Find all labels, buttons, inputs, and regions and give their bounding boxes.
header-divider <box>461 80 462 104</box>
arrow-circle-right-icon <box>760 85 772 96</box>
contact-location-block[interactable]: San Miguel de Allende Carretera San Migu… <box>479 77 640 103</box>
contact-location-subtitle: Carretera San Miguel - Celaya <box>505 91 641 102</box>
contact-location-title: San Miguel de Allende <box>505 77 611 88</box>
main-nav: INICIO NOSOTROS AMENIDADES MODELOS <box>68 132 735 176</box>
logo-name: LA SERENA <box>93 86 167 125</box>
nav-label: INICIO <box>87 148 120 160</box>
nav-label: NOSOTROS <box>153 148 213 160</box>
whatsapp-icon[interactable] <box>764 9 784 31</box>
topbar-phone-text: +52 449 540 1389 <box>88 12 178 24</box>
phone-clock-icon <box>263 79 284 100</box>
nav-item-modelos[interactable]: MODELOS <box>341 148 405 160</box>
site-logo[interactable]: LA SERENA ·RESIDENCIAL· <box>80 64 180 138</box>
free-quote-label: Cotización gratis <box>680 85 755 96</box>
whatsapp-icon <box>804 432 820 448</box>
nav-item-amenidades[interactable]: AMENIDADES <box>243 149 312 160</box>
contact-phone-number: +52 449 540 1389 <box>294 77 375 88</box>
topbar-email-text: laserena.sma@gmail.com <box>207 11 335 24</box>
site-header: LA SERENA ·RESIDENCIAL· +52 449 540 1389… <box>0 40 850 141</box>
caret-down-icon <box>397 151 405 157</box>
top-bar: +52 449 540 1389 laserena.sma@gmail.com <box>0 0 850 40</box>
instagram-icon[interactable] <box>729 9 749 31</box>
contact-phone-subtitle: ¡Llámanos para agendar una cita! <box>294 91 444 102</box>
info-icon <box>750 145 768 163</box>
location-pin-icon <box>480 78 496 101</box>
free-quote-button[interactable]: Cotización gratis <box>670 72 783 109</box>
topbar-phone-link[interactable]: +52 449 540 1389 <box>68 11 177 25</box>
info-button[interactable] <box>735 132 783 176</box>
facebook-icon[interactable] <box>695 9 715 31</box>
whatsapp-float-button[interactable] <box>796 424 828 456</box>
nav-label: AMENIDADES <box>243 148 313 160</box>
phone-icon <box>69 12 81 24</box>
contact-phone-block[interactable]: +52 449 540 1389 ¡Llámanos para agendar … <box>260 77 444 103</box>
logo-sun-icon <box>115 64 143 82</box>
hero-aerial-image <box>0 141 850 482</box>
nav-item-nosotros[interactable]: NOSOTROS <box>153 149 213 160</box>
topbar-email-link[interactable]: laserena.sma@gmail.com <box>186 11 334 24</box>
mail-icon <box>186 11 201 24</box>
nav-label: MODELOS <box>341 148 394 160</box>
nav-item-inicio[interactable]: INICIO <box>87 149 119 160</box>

---*---

Exercise
Return every line of the records above verbatim, from the first line to the last, without altering, omitting, or reordering anything.

Finished task
Find all labels, buttons, inputs, and regions and give their bounding boxes.
header-divider <box>461 80 462 104</box>
arrow-circle-right-icon <box>760 85 772 96</box>
contact-location-block[interactable]: San Miguel de Allende Carretera San Migu… <box>479 77 640 103</box>
contact-location-subtitle: Carretera San Miguel - Celaya <box>505 91 641 102</box>
contact-location-title: San Miguel de Allende <box>505 77 611 88</box>
main-nav: INICIO NOSOTROS AMENIDADES MODELOS <box>68 132 735 176</box>
logo-name: LA SERENA <box>93 86 167 125</box>
nav-label: INICIO <box>87 148 120 160</box>
nav-label: NOSOTROS <box>153 148 213 160</box>
whatsapp-icon[interactable] <box>764 9 784 31</box>
topbar-phone-text: +52 449 540 1389 <box>88 12 178 24</box>
phone-clock-icon <box>263 79 284 100</box>
nav-item-modelos[interactable]: MODELOS <box>341 148 405 160</box>
site-logo[interactable]: LA SERENA ·RESIDENCIAL· <box>80 64 180 138</box>
free-quote-label: Cotización gratis <box>680 85 755 96</box>
whatsapp-icon <box>804 432 820 448</box>
nav-item-amenidades[interactable]: AMENIDADES <box>243 149 312 160</box>
contact-phone-number: +52 449 540 1389 <box>294 77 375 88</box>
topbar-email-text: laserena.sma@gmail.com <box>207 11 335 24</box>
site-header: LA SERENA ·RESIDENCIAL· +52 449 540 1389… <box>0 40 850 141</box>
caret-down-icon <box>397 151 405 157</box>
top-bar: +52 449 540 1389 laserena.sma@gmail.com <box>0 0 850 40</box>
instagram-icon[interactable] <box>729 9 749 31</box>
contact-phone-subtitle: ¡Llámanos para agendar una cita! <box>294 91 444 102</box>
info-icon <box>750 145 768 163</box>
location-pin-icon <box>480 78 496 101</box>
free-quote-button[interactable]: Cotización gratis <box>670 72 783 109</box>
topbar-phone-link[interactable]: +52 449 540 1389 <box>68 11 177 25</box>
info-button[interactable] <box>735 132 783 176</box>
facebook-icon[interactable] <box>695 9 715 31</box>
whatsapp-float-button[interactable] <box>796 424 828 456</box>
nav-label: AMENIDADES <box>243 148 313 160</box>
phone-icon <box>69 12 81 24</box>
contact-phone-block[interactable]: +52 449 540 1389 ¡Llámanos para agendar … <box>260 77 444 103</box>
logo-sun-icon <box>115 64 143 82</box>
hero-aerial-image <box>0 141 850 482</box>
nav-item-nosotros[interactable]: NOSOTROS <box>153 149 213 160</box>
topbar-email-link[interactable]: laserena.sma@gmail.com <box>186 11 334 24</box>
mail-icon <box>186 11 201 24</box>
nav-label: MODELOS <box>341 148 394 160</box>
nav-item-inicio[interactable]: INICIO <box>87 149 119 160</box>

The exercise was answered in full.